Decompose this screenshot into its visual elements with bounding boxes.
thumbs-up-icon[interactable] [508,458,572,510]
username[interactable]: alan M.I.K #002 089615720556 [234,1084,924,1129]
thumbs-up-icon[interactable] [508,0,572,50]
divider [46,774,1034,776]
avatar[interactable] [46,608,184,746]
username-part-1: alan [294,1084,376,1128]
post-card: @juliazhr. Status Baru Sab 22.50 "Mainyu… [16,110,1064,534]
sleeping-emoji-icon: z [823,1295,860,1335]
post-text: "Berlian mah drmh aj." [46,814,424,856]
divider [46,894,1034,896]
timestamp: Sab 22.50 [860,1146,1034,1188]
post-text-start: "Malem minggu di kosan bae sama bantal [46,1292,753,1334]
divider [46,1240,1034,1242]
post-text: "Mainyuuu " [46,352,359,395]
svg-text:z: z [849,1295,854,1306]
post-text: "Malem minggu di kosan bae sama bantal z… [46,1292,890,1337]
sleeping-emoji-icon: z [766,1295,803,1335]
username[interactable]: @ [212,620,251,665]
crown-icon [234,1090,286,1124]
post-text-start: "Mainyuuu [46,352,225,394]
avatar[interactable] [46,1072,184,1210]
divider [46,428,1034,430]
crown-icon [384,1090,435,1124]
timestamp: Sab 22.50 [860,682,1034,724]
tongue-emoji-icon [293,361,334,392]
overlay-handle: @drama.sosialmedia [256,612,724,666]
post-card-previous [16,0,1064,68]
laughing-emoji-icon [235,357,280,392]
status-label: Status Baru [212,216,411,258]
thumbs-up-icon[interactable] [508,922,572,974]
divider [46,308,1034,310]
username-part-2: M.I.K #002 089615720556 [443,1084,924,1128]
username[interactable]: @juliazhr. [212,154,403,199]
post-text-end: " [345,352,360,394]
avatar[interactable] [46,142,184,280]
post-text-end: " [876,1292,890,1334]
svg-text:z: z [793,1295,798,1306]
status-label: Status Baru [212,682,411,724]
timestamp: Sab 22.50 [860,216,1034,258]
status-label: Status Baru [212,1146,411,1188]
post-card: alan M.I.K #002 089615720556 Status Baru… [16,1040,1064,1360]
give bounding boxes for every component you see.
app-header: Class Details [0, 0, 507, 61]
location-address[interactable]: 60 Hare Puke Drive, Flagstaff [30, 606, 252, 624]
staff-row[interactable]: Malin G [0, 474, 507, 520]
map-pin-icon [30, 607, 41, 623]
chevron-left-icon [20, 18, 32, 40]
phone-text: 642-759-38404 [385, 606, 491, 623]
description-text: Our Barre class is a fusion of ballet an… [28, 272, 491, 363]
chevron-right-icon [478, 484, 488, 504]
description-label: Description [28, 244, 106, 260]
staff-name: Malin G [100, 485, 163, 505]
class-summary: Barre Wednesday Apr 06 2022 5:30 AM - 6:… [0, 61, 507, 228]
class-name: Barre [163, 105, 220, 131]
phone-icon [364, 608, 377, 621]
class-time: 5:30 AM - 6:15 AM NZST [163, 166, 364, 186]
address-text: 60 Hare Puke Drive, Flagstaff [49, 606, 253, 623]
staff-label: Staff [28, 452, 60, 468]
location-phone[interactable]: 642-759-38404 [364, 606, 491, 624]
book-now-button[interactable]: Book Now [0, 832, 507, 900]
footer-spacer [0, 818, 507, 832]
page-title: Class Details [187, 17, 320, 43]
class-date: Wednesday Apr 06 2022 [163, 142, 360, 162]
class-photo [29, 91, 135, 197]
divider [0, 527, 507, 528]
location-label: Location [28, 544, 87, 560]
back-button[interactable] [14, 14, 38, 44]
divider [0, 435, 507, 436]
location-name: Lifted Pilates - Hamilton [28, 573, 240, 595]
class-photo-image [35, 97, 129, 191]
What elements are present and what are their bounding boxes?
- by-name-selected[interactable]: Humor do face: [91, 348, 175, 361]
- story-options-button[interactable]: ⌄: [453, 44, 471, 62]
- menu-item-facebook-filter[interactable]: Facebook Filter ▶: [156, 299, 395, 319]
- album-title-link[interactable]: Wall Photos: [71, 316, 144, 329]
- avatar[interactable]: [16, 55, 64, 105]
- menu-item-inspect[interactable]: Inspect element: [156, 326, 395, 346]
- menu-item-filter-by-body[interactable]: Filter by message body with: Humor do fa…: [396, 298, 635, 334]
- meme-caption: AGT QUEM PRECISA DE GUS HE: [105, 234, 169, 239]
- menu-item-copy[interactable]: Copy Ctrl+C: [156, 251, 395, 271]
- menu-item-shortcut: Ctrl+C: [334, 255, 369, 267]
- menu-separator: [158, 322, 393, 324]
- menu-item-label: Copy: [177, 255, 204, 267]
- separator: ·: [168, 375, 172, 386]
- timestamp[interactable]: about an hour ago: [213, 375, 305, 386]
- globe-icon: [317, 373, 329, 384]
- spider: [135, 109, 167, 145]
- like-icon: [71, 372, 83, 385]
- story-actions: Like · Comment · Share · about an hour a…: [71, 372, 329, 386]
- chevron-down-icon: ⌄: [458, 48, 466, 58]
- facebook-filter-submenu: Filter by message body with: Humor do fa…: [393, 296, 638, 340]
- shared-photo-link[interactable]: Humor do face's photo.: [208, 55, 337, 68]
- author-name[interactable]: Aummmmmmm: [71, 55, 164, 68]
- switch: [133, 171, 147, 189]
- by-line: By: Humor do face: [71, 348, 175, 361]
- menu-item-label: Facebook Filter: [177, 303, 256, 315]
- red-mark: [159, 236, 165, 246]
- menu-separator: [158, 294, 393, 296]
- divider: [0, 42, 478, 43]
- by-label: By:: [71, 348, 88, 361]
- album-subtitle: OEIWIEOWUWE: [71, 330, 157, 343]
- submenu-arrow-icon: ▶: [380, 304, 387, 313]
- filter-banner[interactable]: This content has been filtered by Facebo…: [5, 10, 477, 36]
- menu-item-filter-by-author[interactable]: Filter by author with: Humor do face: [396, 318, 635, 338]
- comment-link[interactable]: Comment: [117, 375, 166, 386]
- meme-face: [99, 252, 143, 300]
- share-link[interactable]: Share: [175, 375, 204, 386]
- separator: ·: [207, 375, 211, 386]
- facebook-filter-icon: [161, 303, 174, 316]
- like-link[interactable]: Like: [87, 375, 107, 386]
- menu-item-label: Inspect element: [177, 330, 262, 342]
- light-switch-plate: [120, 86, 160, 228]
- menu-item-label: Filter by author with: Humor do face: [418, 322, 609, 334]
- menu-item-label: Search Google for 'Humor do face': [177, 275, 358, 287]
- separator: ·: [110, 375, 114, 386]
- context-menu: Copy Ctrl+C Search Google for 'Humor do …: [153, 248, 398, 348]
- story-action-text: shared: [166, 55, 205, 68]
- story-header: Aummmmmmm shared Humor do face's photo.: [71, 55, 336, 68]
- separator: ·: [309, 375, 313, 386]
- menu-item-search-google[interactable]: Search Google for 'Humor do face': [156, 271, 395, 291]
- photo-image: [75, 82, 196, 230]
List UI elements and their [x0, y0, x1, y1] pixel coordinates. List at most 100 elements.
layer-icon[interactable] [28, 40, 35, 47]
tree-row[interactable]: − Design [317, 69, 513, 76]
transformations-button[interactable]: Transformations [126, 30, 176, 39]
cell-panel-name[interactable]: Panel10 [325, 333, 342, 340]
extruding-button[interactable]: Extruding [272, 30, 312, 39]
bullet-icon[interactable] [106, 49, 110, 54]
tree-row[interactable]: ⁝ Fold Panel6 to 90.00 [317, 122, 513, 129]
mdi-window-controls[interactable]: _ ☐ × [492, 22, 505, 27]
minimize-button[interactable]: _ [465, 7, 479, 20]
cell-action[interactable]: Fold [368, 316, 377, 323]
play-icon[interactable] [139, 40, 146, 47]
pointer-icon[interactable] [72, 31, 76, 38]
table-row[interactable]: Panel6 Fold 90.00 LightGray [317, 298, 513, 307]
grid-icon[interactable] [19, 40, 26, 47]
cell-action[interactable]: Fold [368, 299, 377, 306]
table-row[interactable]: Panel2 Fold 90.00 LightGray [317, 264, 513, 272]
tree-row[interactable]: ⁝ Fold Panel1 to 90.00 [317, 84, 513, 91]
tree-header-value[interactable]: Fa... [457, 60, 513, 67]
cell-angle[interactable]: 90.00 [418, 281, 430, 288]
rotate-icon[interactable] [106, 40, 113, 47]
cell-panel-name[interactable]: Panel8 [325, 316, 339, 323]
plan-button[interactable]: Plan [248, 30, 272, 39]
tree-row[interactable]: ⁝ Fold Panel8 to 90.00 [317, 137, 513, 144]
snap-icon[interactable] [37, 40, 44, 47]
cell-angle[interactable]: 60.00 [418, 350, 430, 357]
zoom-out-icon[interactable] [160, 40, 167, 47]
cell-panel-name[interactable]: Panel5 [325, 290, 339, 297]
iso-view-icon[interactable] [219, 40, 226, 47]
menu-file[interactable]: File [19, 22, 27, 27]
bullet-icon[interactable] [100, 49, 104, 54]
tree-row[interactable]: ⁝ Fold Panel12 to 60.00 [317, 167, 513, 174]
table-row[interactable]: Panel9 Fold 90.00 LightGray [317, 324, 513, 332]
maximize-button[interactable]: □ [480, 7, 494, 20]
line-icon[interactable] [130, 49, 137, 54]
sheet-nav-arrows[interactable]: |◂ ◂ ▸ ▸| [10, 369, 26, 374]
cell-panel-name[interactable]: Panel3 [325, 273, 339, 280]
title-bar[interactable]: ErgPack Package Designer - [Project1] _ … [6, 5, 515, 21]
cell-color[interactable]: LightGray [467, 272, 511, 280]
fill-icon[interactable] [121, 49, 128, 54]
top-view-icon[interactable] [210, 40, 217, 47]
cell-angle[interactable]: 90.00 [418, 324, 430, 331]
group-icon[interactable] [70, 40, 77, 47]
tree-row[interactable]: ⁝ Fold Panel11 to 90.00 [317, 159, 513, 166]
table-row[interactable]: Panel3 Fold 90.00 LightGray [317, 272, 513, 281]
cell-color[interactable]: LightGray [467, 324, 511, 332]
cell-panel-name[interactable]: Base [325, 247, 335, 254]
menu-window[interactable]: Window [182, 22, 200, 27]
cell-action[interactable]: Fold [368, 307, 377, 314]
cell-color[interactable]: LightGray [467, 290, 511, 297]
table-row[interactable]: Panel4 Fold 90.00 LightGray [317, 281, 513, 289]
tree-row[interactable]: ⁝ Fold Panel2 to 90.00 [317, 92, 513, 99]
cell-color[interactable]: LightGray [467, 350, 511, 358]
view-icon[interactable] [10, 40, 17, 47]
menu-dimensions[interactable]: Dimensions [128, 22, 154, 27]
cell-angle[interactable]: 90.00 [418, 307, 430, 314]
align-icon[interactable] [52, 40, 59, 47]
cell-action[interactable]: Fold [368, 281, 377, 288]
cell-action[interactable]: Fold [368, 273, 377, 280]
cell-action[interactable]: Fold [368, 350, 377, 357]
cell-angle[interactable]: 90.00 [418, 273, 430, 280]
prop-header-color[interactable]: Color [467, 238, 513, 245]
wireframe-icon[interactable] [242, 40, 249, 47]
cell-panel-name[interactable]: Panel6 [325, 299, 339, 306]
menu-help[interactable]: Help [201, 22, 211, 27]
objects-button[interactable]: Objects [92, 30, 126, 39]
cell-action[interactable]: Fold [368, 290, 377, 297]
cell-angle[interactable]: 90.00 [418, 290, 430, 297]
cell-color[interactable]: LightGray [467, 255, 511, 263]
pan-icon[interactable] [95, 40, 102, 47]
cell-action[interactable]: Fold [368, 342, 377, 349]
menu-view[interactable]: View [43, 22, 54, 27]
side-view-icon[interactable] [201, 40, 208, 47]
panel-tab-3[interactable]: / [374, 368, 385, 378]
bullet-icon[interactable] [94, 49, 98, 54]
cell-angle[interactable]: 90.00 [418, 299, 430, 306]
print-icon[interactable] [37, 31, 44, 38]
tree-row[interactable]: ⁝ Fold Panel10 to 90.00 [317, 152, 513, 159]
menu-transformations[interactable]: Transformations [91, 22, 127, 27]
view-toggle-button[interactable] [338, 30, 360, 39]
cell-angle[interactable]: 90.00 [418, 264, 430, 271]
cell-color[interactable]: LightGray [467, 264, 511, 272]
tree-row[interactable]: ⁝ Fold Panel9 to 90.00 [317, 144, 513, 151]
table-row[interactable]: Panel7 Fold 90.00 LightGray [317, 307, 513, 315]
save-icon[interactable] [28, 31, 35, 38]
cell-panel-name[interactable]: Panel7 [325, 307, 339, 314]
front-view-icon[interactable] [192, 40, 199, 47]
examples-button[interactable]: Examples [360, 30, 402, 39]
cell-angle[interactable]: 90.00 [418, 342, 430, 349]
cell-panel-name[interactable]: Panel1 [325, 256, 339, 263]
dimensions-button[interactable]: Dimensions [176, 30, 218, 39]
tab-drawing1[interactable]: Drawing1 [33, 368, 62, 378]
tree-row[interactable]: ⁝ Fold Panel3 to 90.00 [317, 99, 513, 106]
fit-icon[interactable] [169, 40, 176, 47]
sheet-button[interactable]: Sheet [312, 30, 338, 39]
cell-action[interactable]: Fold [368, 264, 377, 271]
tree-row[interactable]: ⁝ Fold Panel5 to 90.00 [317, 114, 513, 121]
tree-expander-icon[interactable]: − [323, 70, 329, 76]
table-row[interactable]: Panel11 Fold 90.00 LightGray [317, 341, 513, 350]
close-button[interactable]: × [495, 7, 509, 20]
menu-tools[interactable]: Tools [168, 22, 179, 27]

→ WHAT YOU WILL DO: Copy out the lines of the material starting with the first line and going on through the line with "divider [46,1240,1034,1242]", both ends included.

→ RESPONSE:
Decompose this screenshot into its visual elements with bounding boxes.
thumbs-up-icon[interactable] [508,458,572,510]
username[interactable]: alan M.I.K #002 089615720556 [234,1084,924,1129]
thumbs-up-icon[interactable] [508,0,572,50]
divider [46,774,1034,776]
avatar[interactable] [46,608,184,746]
username-part-1: alan [294,1084,376,1128]
post-card: @juliazhr. Status Baru Sab 22.50 "Mainyu… [16,110,1064,534]
sleeping-emoji-icon: z [823,1295,860,1335]
post-text: "Berlian mah drmh aj." [46,814,424,856]
divider [46,894,1034,896]
timestamp: Sab 22.50 [860,1146,1034,1188]
post-text-start: "Malem minggu di kosan bae sama bantal [46,1292,753,1334]
divider [46,1240,1034,1242]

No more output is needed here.